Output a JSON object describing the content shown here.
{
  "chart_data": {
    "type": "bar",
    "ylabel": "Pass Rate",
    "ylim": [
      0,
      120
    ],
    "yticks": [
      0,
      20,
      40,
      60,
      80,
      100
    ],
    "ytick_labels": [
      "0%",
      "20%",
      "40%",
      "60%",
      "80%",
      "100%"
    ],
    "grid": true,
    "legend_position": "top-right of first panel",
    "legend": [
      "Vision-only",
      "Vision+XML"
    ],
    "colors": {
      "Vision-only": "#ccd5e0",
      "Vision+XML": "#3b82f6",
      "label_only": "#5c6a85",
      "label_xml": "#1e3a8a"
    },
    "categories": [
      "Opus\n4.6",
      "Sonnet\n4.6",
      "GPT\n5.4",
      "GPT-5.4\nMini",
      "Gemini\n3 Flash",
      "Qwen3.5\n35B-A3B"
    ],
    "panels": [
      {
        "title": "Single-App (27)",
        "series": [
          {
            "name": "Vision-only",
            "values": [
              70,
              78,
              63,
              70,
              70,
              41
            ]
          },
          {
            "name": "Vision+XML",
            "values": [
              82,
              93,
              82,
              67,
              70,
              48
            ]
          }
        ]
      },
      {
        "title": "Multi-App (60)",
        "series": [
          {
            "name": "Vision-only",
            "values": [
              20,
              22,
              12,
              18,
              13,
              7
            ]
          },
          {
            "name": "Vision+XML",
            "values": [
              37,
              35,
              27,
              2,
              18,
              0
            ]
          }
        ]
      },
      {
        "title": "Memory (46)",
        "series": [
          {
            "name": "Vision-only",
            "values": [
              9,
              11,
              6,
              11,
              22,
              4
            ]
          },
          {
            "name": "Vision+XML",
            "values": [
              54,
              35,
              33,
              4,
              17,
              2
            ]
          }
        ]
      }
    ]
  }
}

_ _ _ _ _ _ _

## Given instruction:
In the entries above, find each line with the word "title" and copy it.

## Exercise answer:
        "title": "Single-App (27)",
        "title": "Multi-App (60)",
        "title": "Memory (46)",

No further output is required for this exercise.